**Given text**
Personal information
- Full name: Ronan Michael Finn
- Date of birth: 21 December 1987 (age 38)
- Place of birth: Dublin, Ireland
- Height: 1.83 m (6 ft 0 in)
- Position: Midfielder

Team information
- Current team: UCD
- Number: 8

Youth career
- 2004–2005: Cambridge United

Senior career*
- Years: Team / Apps / (Gls)
- 2005–2009: UCD / 99 / (10)
- 2010: Sporting Fingal / 34 / (8)
- 2011–2014: Shamrock Rovers / 116 / (27)
- 2015–2016: Dundalk / 62 / (13)
- 2017–2023: Shamrock Rovers / 176 / (19)
- 2024–: UCD / 32 / (0)

International career
- 2007: Republic of Ireland U21 / 1 / (0)
- 2010: Republic of Ireland U23 / 1 / (0)

= Ronan Finn =

Irish professional footballer

Ronan Finn (born 21 December 1987) is an Irish professional footballer who plays as a midfielder for League of Ireland First Division side UCD, where he is also club captain. Across a playing career spanning two decades, he has turned out for UCD (over 2 spells), Sporting Fingal, Dundalk and Shamrock Rovers (over 2 spells). Having made over 60 appearances in European competition, Finn competed in the group stages of the Europa League with both Shamrock Rovers (2011) and Dundalk (2016), and also the group stages of the Europa Conference League in 2022 with Shamrock Rovers.

==Club career==
Finn began his youth career at Cambridge United, spending eight months with their youth team in 2004–05. Due to a requirement that he had to finish school in Ireland, he would fly from Dublin to Cambridge after school on Fridays, play a game on Saturday and fly straight back home. Finn scored on his FA Youth Cup debut in a 3–1 victory over Mansfield Town. As the demands to fly over became more frequent from Cambridge United youth manager Ricky Duncan, Finn decided to end his time with the club to instead focus on his education.

===UCD===
Finn was signed by UCD in 2005 and went straight into the under-21 team. He was a member of the side that won a second straight Dr. Tony O'Neill Under-21 League Championship, scoring the winning goal in the final against Shelbourne. His impressive displays earned him a call-up to the first-team squad towards the end of the season. He made his League of Ireland debut for UCD in a 1–0 defeat against Longford Town in November 2005. He made his home debut the following week on 18 November against Shamrock Rovers, again as a substitute, and also scored his first senior goal in this fixture.

Finn started the 2006 season back in the under-21s. He regularly began to make the match day squad at the beginning of June, making a couple of brief substitute appearances. However, he got his chance to impress when he was handed his first senior start away to Sligo Rovers in August and was named the man-of-the-match in this game. He became a regular name on U.C.D. manager Pete Mahon's teamsheet for the remainder of the season. Finn made his FAI Cup debut in the third round against Limerick and scored his first goals of the season in this game, scoring twice in a 3–1 win. His displays did not go unnoticed, and he was nominated for the PFAI Young Player of the Year award and also won the UCD Supporters' New Player of the Yea.

**Given records**
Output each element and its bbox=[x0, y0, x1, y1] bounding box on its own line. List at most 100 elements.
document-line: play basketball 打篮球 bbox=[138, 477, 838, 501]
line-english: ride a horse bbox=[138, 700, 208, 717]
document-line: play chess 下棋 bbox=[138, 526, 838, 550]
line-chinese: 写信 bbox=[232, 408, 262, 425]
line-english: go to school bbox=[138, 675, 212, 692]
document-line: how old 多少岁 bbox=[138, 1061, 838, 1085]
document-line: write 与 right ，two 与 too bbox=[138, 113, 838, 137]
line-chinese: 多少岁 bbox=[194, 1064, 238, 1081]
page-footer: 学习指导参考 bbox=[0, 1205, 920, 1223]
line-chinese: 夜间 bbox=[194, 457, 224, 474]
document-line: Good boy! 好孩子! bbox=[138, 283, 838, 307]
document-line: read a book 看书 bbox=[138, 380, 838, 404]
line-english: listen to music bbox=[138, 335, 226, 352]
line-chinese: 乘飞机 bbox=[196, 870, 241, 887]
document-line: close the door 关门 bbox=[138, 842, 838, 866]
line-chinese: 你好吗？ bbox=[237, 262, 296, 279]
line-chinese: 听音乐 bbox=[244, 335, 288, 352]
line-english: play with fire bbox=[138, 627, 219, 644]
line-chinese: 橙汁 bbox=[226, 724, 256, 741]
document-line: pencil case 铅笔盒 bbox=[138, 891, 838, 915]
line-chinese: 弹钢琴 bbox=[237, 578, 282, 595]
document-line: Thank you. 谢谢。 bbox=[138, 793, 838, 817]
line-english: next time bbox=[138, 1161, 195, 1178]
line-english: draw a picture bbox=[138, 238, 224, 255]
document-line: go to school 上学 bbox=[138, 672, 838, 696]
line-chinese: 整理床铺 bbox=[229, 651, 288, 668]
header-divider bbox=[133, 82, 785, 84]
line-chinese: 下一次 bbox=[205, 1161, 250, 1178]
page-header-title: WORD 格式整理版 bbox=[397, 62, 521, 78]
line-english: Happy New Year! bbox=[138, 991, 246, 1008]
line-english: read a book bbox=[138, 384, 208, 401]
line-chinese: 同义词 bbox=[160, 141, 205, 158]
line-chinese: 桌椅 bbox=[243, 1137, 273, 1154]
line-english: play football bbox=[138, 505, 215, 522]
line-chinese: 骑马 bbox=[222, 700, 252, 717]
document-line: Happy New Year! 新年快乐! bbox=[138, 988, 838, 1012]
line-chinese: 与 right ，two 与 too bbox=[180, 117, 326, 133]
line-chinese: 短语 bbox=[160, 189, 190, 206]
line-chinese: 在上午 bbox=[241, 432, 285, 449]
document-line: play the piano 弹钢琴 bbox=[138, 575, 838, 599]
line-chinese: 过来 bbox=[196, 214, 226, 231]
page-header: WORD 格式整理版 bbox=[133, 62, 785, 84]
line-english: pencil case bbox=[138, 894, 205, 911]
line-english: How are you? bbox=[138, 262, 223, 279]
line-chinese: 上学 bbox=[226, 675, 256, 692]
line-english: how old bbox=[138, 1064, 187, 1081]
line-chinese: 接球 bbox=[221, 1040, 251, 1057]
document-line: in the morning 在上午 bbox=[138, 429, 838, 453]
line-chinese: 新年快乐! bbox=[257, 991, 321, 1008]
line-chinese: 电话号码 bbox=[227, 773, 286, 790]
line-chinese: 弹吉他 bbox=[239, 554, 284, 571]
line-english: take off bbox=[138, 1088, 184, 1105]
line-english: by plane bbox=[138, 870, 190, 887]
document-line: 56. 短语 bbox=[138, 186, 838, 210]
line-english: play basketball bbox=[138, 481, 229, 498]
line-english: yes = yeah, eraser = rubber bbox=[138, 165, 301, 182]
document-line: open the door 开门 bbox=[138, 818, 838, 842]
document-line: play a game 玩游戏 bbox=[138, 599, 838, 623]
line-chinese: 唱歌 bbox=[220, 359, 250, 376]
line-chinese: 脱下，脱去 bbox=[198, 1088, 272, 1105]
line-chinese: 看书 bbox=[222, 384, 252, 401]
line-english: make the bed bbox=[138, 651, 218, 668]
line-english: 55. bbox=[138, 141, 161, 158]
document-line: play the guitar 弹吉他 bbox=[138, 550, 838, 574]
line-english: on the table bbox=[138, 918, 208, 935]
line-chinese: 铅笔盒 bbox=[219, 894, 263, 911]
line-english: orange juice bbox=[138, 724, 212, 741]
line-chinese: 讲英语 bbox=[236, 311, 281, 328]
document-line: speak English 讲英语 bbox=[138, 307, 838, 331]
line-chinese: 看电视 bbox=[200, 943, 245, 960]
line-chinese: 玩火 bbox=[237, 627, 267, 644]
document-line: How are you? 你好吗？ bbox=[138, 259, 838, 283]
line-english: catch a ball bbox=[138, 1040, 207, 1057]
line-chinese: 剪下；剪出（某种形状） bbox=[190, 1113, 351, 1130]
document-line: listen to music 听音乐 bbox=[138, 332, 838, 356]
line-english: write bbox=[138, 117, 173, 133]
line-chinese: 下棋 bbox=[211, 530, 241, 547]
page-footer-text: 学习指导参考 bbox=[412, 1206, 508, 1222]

**Explore the material**
**A.** Reproduce the part of the Ronan Finn article that starts at "- 2015–2016: Dundalk" and ends at "U23 / 1 / (0)".
**B.** Write the next part of the Ronan Finn article, picking up after its last sentence.

**Responses per task**
**A.**
- 2015–2016: Dundalk / 62 / (13)
- 2017–2023: Shamrock Rovers / 176 / (19)
- 2024–: UCD / 32 / (0)

International career
- 2007: Republic of Ireland U21 / 1 / (0)
- 2010: Republic of Ireland U23 / 1 / (0)

**B.**
Finn secured his place as a regular in centre midfield in 2007. He forged a partnership with fellow Irish under-21 international Shane McFaul, which helping UCD reach the semi-finals of both the League and FAI Cups.

With the retirement of Tony McDonnell and the departure of Shane McFaul in 2008, Finn became one of the most experienced central midfielders at the club and formed a new partnership with Alan McNally in the centre. He began the 2008 season in good form in the opening games against Derry City and Bray Wanderers. However, UCD struggled as the season went on and was eventually relegated after finishing bottom of the Premier Division.

Following relegation, UCD lost almost all of its first-team squad but Finn decided to remain to complete his degree in Sports Management at the university. Finn was handed the captaincy of this squad by Martin Russell who led them to promotion and the 2009 First Division title. He was subsequently named the PFAI First Division Player of the Year for 2009.

===Sporting Fingal===
Finn departed UCD after five seasons to join Sporting Fingal on 8 December 2009. He represented the club in the 2010–11 UEFA Europa League qualifying second round against Maritimo.

On 10 February 2011 the directors of Sporting Fingal confirmed that the club withdrew its application for a licence from the FAI to participate in the 2011 Airtricity League season. This decision was made after funding targets integral to the club's continued existence were not reached during the off-season. After their demise, Finn became a free agent.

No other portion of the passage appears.